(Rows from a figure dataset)
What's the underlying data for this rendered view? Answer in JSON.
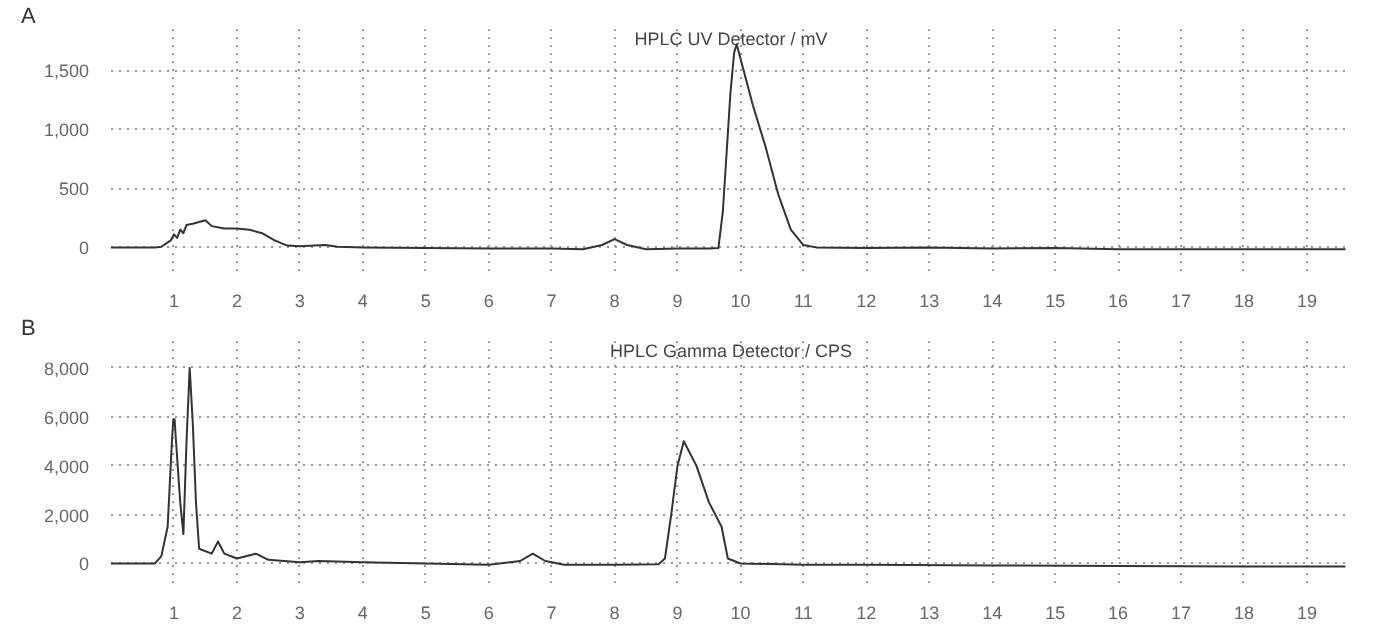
{
  "chart_data": [
    {
      "type": "line",
      "title": "HPLC UV Detector / mV",
      "annotations": [
        "A"
      ],
      "grid": true,
      "marker": "none",
      "line_style": "solid",
      "xlim": [
        0,
        19.7
      ],
      "xticks": [
        1,
        2,
        3,
        4,
        5,
        6,
        7,
        8,
        9,
        10,
        11,
        12,
        13,
        14,
        15,
        16,
        17,
        18,
        19
      ],
      "ylim": [
        -200,
        1850
      ],
      "yticks": [
        0,
        {
          "value": 500,
          "label": "500"
        },
        {
          "value": 1000,
          "label": "1,000"
        },
        {
          "value": 1500,
          "label": "1,500"
        }
      ],
      "series": [
        {
          "color": "#333333",
          "x": [
            0,
            0.7,
            0.8,
            0.95,
            1.0,
            1.05,
            1.1,
            1.15,
            1.2,
            1.3,
            1.5,
            1.6,
            1.8,
            2.0,
            2.2,
            2.4,
            2.6,
            2.8,
            3.0,
            3.4,
            3.6,
            4,
            5,
            6,
            7,
            7.5,
            7.8,
            8.0,
            8.2,
            8.5,
            9,
            9.5,
            9.65,
            9.72,
            9.78,
            9.84,
            9.9,
            9.94,
            10.05,
            10.2,
            10.4,
            10.6,
            10.8,
            11.0,
            11.2,
            12,
            13,
            14,
            15,
            16,
            17,
            18,
            19,
            19.6
          ],
          "values": [
            0,
            0,
            5,
            60,
            110,
            80,
            150,
            120,
            190,
            200,
            230,
            180,
            160,
            160,
            150,
            120,
            60,
            15,
            10,
            20,
            5,
            0,
            -5,
            -10,
            -10,
            -15,
            20,
            70,
            20,
            -15,
            -10,
            -10,
            -5,
            300,
            800,
            1300,
            1650,
            1720,
            1500,
            1200,
            850,
            450,
            150,
            20,
            0,
            -5,
            0,
            -10,
            -5,
            -15,
            -15,
            -15,
            -15,
            -15
          ]
        }
      ]
    },
    {
      "type": "line",
      "title": "HPLC Gamma Detector / CPS",
      "annotations": [
        "B"
      ],
      "grid": true,
      "marker": "none",
      "line_style": "solid",
      "xlim": [
        0,
        19.7
      ],
      "xticks": [
        1,
        2,
        3,
        4,
        5,
        6,
        7,
        8,
        9,
        10,
        11,
        12,
        13,
        14,
        15,
        16,
        17,
        18,
        19
      ],
      "ylim": [
        -800,
        9100
      ],
      "yticks": [
        0,
        {
          "value": 2000,
          "label": "2,000"
        },
        {
          "value": 4000,
          "label": "4,000"
        },
        {
          "value": 6000,
          "label": "6,000"
        },
        {
          "value": 8000,
          "label": "8,000"
        }
      ],
      "series": [
        {
          "color": "#333333",
          "x": [
            0,
            0.7,
            0.8,
            0.9,
            0.97,
            0.99,
            1.01,
            1.03,
            1.1,
            1.15,
            1.2,
            1.25,
            1.3,
            1.35,
            1.4,
            1.6,
            1.7,
            1.8,
            2.0,
            2.3,
            2.5,
            3,
            3.3,
            4,
            5,
            6,
            6.5,
            6.7,
            6.9,
            7.2,
            8,
            8.7,
            8.8,
            8.9,
            9.0,
            9.1,
            9.3,
            9.5,
            9.7,
            9.8,
            10,
            11,
            12,
            14,
            16,
            18,
            19.6
          ],
          "values": [
            0,
            0,
            300,
            1500,
            5100,
            5900,
            5900,
            5100,
            2500,
            1200,
            5000,
            8000,
            5700,
            2500,
            600,
            400,
            900,
            400,
            200,
            400,
            150,
            50,
            100,
            50,
            0,
            -50,
            100,
            400,
            100,
            -50,
            -50,
            -30,
            200,
            2000,
            4000,
            5000,
            4000,
            2500,
            1500,
            200,
            0,
            -50,
            -50,
            -80,
            -100,
            -120,
            -120
          ]
        }
      ]
    }
  ]
}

What this task involves
Looking back at the lines above, state how many contain the word "label", and supply nothing besides the number.

Expected output
7